- WHAT THIS TASK INVOLVES: Make an exact copy of the listing below.

- SUPPLIED DATA:
★ ★ ★ ★

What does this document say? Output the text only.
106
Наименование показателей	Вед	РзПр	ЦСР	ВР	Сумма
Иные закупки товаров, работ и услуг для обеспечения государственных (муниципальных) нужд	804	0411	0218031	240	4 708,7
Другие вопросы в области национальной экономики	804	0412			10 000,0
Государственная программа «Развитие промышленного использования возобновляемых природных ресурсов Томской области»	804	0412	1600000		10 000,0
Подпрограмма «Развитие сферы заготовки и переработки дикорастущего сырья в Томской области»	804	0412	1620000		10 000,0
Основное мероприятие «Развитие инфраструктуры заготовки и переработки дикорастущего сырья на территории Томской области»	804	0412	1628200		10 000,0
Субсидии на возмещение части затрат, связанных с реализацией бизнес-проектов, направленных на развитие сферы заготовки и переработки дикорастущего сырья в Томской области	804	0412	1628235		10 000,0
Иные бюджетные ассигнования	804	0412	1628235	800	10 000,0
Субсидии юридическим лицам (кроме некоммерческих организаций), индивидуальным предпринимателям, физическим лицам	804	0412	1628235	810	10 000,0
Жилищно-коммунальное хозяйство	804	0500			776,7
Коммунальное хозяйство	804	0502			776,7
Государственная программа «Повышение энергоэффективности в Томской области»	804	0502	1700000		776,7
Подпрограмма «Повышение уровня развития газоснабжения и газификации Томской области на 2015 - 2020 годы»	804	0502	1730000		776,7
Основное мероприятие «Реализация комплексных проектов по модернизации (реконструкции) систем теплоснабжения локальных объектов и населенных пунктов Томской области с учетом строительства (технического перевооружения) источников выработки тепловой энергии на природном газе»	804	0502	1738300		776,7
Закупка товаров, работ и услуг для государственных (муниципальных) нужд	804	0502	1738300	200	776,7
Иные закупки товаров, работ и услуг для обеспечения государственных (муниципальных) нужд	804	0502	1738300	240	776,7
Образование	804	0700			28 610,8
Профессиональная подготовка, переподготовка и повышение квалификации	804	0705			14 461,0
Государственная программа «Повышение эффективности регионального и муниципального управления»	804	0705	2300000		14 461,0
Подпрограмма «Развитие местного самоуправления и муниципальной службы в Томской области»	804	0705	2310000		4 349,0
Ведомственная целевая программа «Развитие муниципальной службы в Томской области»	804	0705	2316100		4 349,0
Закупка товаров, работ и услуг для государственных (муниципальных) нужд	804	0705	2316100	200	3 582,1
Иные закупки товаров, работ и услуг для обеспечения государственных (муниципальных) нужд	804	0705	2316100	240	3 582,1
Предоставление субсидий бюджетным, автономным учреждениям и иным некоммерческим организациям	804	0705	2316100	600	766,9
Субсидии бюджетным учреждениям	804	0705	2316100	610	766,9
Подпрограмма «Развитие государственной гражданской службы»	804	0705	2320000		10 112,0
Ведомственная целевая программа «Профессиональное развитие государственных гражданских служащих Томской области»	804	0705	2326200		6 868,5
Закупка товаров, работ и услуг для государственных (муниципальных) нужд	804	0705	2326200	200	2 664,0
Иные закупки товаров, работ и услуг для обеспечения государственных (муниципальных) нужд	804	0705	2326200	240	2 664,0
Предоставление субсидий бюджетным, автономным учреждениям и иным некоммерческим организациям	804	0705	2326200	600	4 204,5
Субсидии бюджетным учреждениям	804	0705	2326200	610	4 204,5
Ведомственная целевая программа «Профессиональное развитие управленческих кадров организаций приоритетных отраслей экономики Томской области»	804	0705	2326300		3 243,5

★ ★ ★ ★

- RESULT OF THIS TASK:
What does this document say? Output the text only.
106
Наименование показателей	Вед	РзПр	ЦСР	ВР	Сумма
Иные закупки товаров, работ и услуг для обеспечения государственных (муниципальных) нужд	804	0411	0218031	240	4 708,7
Другие вопросы в области национальной экономики	804	0412			10 000,0
Государственная программа «Развитие промышленного использования возобновляемых природных ресурсов Томской области»	804	0412	1600000		10 000,0
Подпрограмма «Развитие сферы заготовки и переработки дикорастущего сырья в Томской области»	804	0412	1620000		10 000,0
Основное мероприятие «Развитие инфраструктуры заготовки и переработки дикорастущего сырья на территории Томской области»	804	0412	1628200		10 000,0
Субсидии на возмещение части затрат, связанных с реализацией бизнес-проектов, направленных на развитие сферы заготовки и переработки дикорастущего сырья в Томской области	804	0412	1628235		10 000,0
Иные бюджетные ассигнования	804	0412	1628235	800	10 000,0
Субсидии юридическим лицам (кроме некоммерческих организаций), индивидуальным предпринимателям, физическим лицам	804	0412	1628235	810	10 000,0
Жилищно-коммунальное хозяйство	804	0500			776,7
Коммунальное хозяйство	804	0502			776,7
Государственная программа «Повышение энергоэффективности в Томской области»	804	0502	1700000		776,7
Подпрограмма «Повышение уровня развития газоснабжения и газификации Томской области на 2015 - 2020 годы»	804	0502	1730000		776,7
Основное мероприятие «Реализация комплексных проектов по модернизации (реконструкции) систем теплоснабжения локальных объектов и населенных пунктов Томской области с учетом строительства (технического перевооружения) источников выработки тепловой энергии на природном газе»	804	0502	1738300		776,7
Закупка товаров, работ и услуг для государственных (муниципальных) нужд	804	0502	1738300	200	776,7
Иные закупки товаров, работ и услуг для обеспечения государственных (муниципальных) нужд	804	0502	1738300	240	776,7
Образование	804	0700			28 610,8
Профессиональная подготовка, переподготовка и повышение квалификации	804	0705			14 461,0
Государственная программа «Повышение эффективности регионального и муниципального управления»	804	0705	2300000		14 461,0
Подпрограмма «Развитие местного самоуправления и муниципальной службы в Томской области»	804	0705	2310000		4 349,0
Ведомственная целевая программа «Развитие муниципальной службы в Томской области»	804	0705	2316100		4 349,0
Закупка товаров, работ и услуг для государственных (муниципальных) нужд	804	0705	2316100	200	3 582,1
Иные закупки товаров, работ и услуг для обеспечения государственных (муниципальных) нужд	804	0705	2316100	240	3 582,1
Предоставление субсидий бюджетным, автономным учреждениям и иным некоммерческим организациям	804	0705	2316100	600	766,9
Субсидии бюджетным учреждениям	804	0705	2316100	610	766,9
Подпрограмма «Развитие государственной гражданской службы»	804	0705	2320000		10 112,0
Ведомственная целевая программа «Профессиональное развитие государственных гражданских служащих Томской области»	804	0705	2326200		6 868,5
Закупка товаров, работ и услуг для государственных (муниципальных) нужд	804	0705	2326200	200	2 664,0
Иные закупки товаров, работ и услуг для обеспечения государственных (муниципальных) нужд	804	0705	2326200	240	2 664,0
Предоставление субсидий бюджетным, автономным учреждениям и иным некоммерческим организациям	804	0705	2326200	600	4 204,5
Субсидии бюджетным учреждениям	804	0705	2326200	610	4 204,5
Ведомственная целевая программа «Профессиональное развитие управленческих кадров организаций приоритетных отраслей экономики Томской области»	804	0705	2326300		3 243,5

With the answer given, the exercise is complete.